Dataset records:
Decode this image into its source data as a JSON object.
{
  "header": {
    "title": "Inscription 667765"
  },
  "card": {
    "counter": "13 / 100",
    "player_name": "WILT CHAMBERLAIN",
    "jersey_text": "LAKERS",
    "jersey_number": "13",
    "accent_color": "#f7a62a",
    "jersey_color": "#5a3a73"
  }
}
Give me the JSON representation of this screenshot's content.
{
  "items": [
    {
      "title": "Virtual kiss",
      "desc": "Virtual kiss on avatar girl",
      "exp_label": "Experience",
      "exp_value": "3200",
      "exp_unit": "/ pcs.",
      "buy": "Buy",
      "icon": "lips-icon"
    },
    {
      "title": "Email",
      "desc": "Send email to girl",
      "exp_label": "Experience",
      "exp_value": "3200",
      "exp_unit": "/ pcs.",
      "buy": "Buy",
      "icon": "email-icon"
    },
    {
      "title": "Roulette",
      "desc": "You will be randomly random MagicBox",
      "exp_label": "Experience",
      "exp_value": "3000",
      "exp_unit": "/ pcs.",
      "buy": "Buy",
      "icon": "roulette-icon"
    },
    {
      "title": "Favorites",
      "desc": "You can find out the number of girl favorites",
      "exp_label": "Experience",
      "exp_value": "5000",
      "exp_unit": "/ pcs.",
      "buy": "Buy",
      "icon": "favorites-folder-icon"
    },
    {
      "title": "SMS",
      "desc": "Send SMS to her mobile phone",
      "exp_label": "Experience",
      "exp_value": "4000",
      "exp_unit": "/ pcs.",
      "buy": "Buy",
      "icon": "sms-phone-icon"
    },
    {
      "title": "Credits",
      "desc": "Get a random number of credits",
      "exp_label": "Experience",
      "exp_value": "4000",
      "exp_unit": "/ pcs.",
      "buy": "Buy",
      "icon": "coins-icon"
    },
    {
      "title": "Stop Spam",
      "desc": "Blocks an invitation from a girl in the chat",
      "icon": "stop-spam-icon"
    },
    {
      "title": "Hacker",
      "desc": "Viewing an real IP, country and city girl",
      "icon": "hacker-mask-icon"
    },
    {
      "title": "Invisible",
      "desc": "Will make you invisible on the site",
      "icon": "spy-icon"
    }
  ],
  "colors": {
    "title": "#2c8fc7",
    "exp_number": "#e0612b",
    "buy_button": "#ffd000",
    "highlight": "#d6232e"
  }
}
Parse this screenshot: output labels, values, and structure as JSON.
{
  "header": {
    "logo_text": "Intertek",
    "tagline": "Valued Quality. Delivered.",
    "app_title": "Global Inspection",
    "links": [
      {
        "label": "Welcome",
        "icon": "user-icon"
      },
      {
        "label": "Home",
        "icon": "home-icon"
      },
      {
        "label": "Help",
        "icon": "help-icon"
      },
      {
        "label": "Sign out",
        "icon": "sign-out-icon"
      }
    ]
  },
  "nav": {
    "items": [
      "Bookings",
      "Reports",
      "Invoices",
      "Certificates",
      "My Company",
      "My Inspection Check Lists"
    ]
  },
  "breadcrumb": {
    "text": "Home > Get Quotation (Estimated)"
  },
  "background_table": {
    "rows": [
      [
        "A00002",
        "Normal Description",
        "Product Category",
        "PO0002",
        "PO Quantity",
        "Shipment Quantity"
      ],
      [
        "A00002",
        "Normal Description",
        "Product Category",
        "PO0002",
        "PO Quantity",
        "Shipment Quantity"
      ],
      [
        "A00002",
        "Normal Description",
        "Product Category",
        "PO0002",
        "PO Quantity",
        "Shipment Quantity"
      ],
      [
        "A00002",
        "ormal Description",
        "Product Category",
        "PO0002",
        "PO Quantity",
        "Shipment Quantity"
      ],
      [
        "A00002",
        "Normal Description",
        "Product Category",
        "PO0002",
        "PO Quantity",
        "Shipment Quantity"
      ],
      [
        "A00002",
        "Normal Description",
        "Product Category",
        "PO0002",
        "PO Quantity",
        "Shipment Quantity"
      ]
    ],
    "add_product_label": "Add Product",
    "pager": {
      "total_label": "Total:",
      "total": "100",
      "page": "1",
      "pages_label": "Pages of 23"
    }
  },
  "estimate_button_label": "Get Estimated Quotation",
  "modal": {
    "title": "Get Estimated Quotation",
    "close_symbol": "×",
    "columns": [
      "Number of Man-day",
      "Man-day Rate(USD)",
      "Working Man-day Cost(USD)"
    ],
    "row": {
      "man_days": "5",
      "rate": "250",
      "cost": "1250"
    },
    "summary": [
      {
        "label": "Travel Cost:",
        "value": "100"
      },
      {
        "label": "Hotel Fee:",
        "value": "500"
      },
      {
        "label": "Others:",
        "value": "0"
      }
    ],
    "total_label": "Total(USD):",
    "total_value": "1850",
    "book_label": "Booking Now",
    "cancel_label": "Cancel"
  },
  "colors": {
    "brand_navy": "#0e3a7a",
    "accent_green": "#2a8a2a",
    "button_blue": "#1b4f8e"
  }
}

• Task prompt
Return all the data exactly as given.

• Result for this task
Decode this image into its source data as a JSON object.
{
  "header": {
    "title": "Inscription 667765"
  },
  "card": {
    "counter": "13 / 100",
    "player_name": "WILT CHAMBERLAIN",
    "jersey_text": "LAKERS",
    "jersey_number": "13",
    "accent_color": "#f7a62a",
    "jersey_color": "#5a3a73"
  }
}
Give me the JSON representation of this screenshot's content.
{
  "items": [
    {
      "title": "Virtual kiss",
      "desc": "Virtual kiss on avatar girl",
      "exp_label": "Experience",
      "exp_value": "3200",
      "exp_unit": "/ pcs.",
      "buy": "Buy",
      "icon": "lips-icon"
    },
    {
      "title": "Email",
      "desc": "Send email to girl",
      "exp_label": "Experience",
      "exp_value": "3200",
      "exp_unit": "/ pcs.",
      "buy": "Buy",
      "icon": "email-icon"
    },
    {
      "title": "Roulette",
      "desc": "You will be randomly random MagicBox",
      "exp_label": "Experience",
      "exp_value": "3000",
      "exp_unit": "/ pcs.",
      "buy": "Buy",
      "icon": "roulette-icon"
    },
    {
      "title": "Favorites",
      "desc": "You can find out the number of girl favorites",
      "exp_label": "Experience",
      "exp_value": "5000",
      "exp_unit": "/ pcs.",
      "buy": "Buy",
      "icon": "favorites-folder-icon"
    },
    {
      "title": "SMS",
      "desc": "Send SMS to her mobile phone",
      "exp_label": "Experience",
      "exp_value": "4000",
      "exp_unit": "/ pcs.",
      "buy": "Buy",
      "icon": "sms-phone-icon"
    },
    {
      "title": "Credits",
      "desc": "Get a random number of credits",
      "exp_label": "Experience",
      "exp_value": "4000",
      "exp_unit": "/ pcs.",
      "buy": "Buy",
      "icon": "coins-icon"
    },
    {
      "title": "Stop Spam",
      "desc": "Blocks an invitation from a girl in the chat",
      "icon": "stop-spam-icon"
    },
    {
      "title": "Hacker",
      "desc": "Viewing an real IP, country and city girl",
      "icon": "hacker-mask-icon"
    },
    {
      "title": "Invisible",
      "desc": "Will make you invisible on the site",
      "icon": "spy-icon"
    }
  ],
  "colors": {
    "title": "#2c8fc7",
    "exp_number": "#e0612b",
    "buy_button": "#ffd000",
    "highlight": "#d6232e"
  }
}
Parse this screenshot: output labels, values, and structure as JSON.
{
  "header": {
    "logo_text": "Intertek",
    "tagline": "Valued Quality. Delivered.",
    "app_title": "Global Inspection",
    "links": [
      {
        "label": "Welcome",
        "icon": "user-icon"
      },
      {
        "label": "Home",
        "icon": "home-icon"
      },
      {
        "label": "Help",
        "icon": "help-icon"
      },
      {
        "label": "Sign out",
        "icon": "sign-out-icon"
      }
    ]
  },
  "nav": {
    "items": [
      "Bookings",
      "Reports",
      "Invoices",
      "Certificates",
      "My Company",
      "My Inspection Check Lists"
    ]
  },
  "breadcrumb": {
    "text": "Home > Get Quotation (Estimated)"
  },
  "background_table": {
    "rows": [
      [
        "A00002",
        "Normal Description",
        "Product Category",
        "PO0002",
        "PO Quantity",
        "Shipment Quantity"
      ],
      [
        "A00002",
        "Normal Description",
        "Product Category",
        "PO0002",
        "PO Quantity",
        "Shipment Quantity"
      ],
      [
        "A00002",
        "Normal Description",
        "Product Category",
        "PO0002",
        "PO Quantity",
        "Shipment Quantity"
      ],
      [
        "A00002",
        "ormal Description",
        "Product Category",
        "PO0002",
        "PO Quantity",
        "Shipment Quantity"
      ],
      [
        "A00002",
        "Normal Description",
        "Product Category",
        "PO0002",
        "PO Quantity",
        "Shipment Quantity"
      ],
      [
        "A00002",
        "Normal Description",
        "Product Category",
        "PO0002",
        "PO Quantity",
        "Shipment Quantity"
      ]
    ],
    "add_product_label": "Add Product",
    "pager": {
      "total_label": "Total:",
      "total": "100",
      "page": "1",
      "pages_label": "Pages of 23"
    }
  },
  "estimate_button_label": "Get Estimated Quotation",
  "modal": {
    "title": "Get Estimated Quotation",
    "close_symbol": "×",
    "columns": [
      "Number of Man-day",
      "Man-day Rate(USD)",
      "Working Man-day Cost(USD)"
    ],
    "row": {
      "man_days": "5",
      "rate": "250",
      "cost": "1250"
    },
    "summary": [
      {
        "label": "Travel Cost:",
        "value": "100"
      },
      {
        "label": "Hotel Fee:",
        "value": "500"
      },
      {
        "label": "Others:",
        "value": "0"
      }
    ],
    "total_label": "Total(USD):",
    "total_value": "1850",
    "book_label": "Booking Now",
    "cancel_label": "Cancel"
  },
  "colors": {
    "brand_navy": "#0e3a7a",
    "accent_green": "#2a8a2a",
    "button_blue": "#1b4f8e"
  }
}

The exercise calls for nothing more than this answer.